Schon etwas älter, aber noch lange nicht zum alten Eisen gehört das Harman Kardon FLY ANC, welches ich mir für einen Test gekauft habe. Wie schlägt es sich gegen die Konkurrenz und wieviel Harman Kardon steckt wirklich drin?
In der letzten Zeit habe ich ja auf der Suche nach dem ultimativen Over-Ear Headsets mit ANC zum Preis von um die 100 Euro so einiges durchprobiert. Von No-Name bis zum Markenprodukt wie das Sony WH-XB910N (Testbericht) oder aber auch mein aktueller Preis/Leistungsfavorit Sony WH-CH710N (Testbericht) ist so einiges vertreten, die man hier nachlesen kann.
Wie ich genau teste und worauf ich dabei so achte, habe ich hier im Detail beschrieben -> (Link zum Artikel). Natürlich bewerte ich auch solche Sachen wie Verarbeitungsqualität, Konnektivität mit Android und iOS, Tragekomfort usw. denn ich treibe auch Sport und trage sie dabei. Am Ende schreibe ich auf, was ich gut finde, was ok und was ich nicht gut finde.
Wie immer sind das meine ganz persönlichen Eindrücke und gerade der Klang, aber auch die Akkulaufzeit hängt extrem vom eigenen Nutzungsverhalten und Hörgewohnheiten ab. Das auch mit einer der Gründe, warum wir unsere Testberichte eher kurz halten, denn niemand elend lange Texte lesen und daher konzentrieren wir uns auf besonders erwähnenswerte Merkmale.
Technische Daten Harman Kardon FLY ANC:
- 40 mm Treiber
- 16 Hz – 22 kHz
- 100 dB ±3 dB
- Bluetooth 4.2
- Bluetooth Profile A2DP, AVRCP, HFP (was ist das?)
- Bluetooth Codec AAC, SBC (was ist das?)
- Freisprechfunktion
- ANC
- Multipoint Multipoint (was ist das?)
- Sprachassistenten
- Mikro-USB
- 282 g
- 700 mAh
- Fastcharge
Produktseite: harmankardon.de/FLYANC
Deutsche Bedienungsanleitung: harmankardon.com/HK_FLY_ANC_QSG_App_Multilingual.pdf
Erhältlich ist das Harman Kardon FLY ANC Over-Ear Headset in schwarz zu einer UVP von 129,99 Euro. Bei Amazon* ist es aber schon zum Preis von 89,99 Euro zu haben. Ich habe es in den Amazon Warehouse Deals für 64,86 Euro gebraucht gekauft.
Was ich gut finde:
Packt man das Harman Kardon FLY ANC aus, dann sieht man zuerst einmal ein wirklich hochwertiges Case. Kein Kunstlederbeutel, sondern ein echtes Hardcase, in dem sich neben dem Micro-USB Ladekabel noch ein 2,5 mm Audiokabel, ein Airline-Adapter und eine deutsche Kurzanleitung. Bei dem Klinkenkabel muss man gleich dazu sagen, dass es nur an der einen Seite am Headset 2,5 mm hat. Am anderen Ende ist es ein Standard 3,5 mm Stecker.

##############################

§ Zu bearbeitende Aufgaben
1. Für welchen Betrag wurde das Headset laut dem Testbericht zum Harman Kardon FLY ANC gebraucht gekauft?
2. Übertragen Sie aus dem Testbericht zum Harman Kardon FLY ANC den Abschnitt von „Technische Daten Harman“ bis einschließlich „HFP (was ist das?)“ wortgetreu.
3. Prüfen Sie, ob die folgenden Aussagen mit dem Testbericht zum Harman Kardon FLY ANC übereinstimmen. Antworten Sie jeweils mit Ja oder Nein und zitieren Sie die entscheidenden Worte des Textes.
(a) Das Headset wird über einen USB-C-Anschluss geladen.
(b) Die unverbindliche Preisempfehlung liegt bei 129,99 Euro.
(c) Zum Lieferumfang gehört ein Kunstlederbeutel.

§ Bereitgestelltes Material
##############################

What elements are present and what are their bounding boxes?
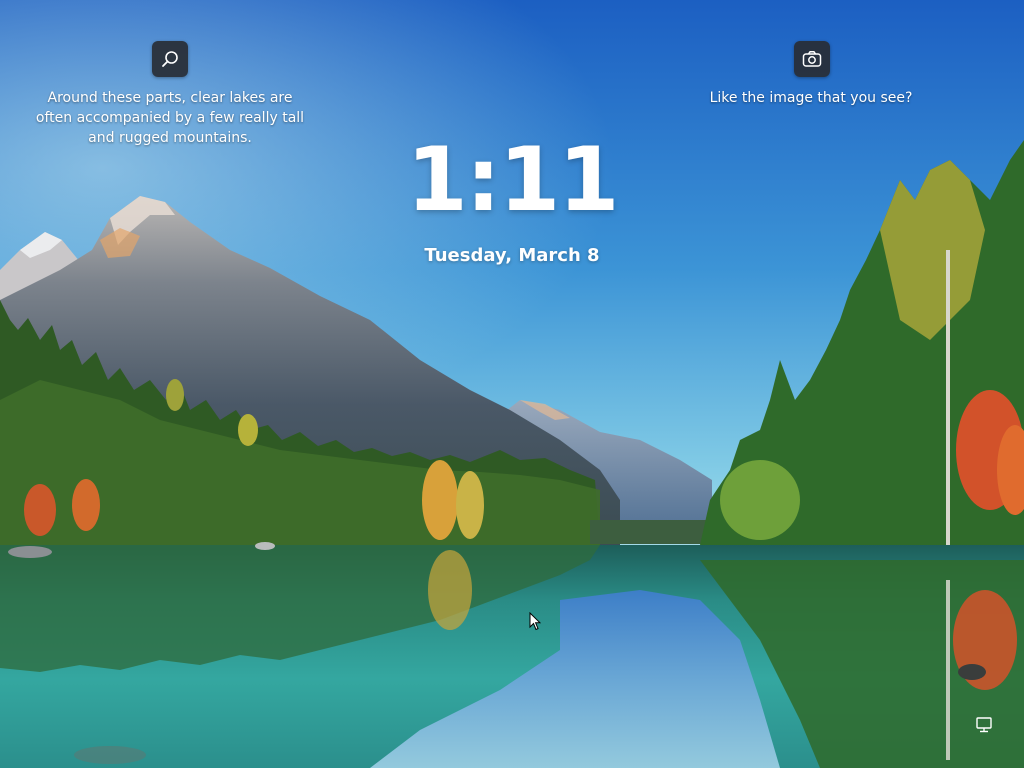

##############################

§ Schriftliche Antworten
1. Für 64,86 Euro in den Amazon Warehouse Deals.

2.
Technische Daten Harman Kardon FLY ANC:
- 40 mm Treiber
- 16 Hz – 22 kHz
- 100 dB ±3 dB
- Bluetooth 4.2
- Bluetooth Profile A2DP, AVRCP, HFP (was ist das?)

3.
(a) Nein: „Mikro-USB“
(b) Ja: „zu einer UVP von 129,99 Euro“
(c) Nein: „Kein Kunstlederbeutel, sondern ein echtes Hardcase“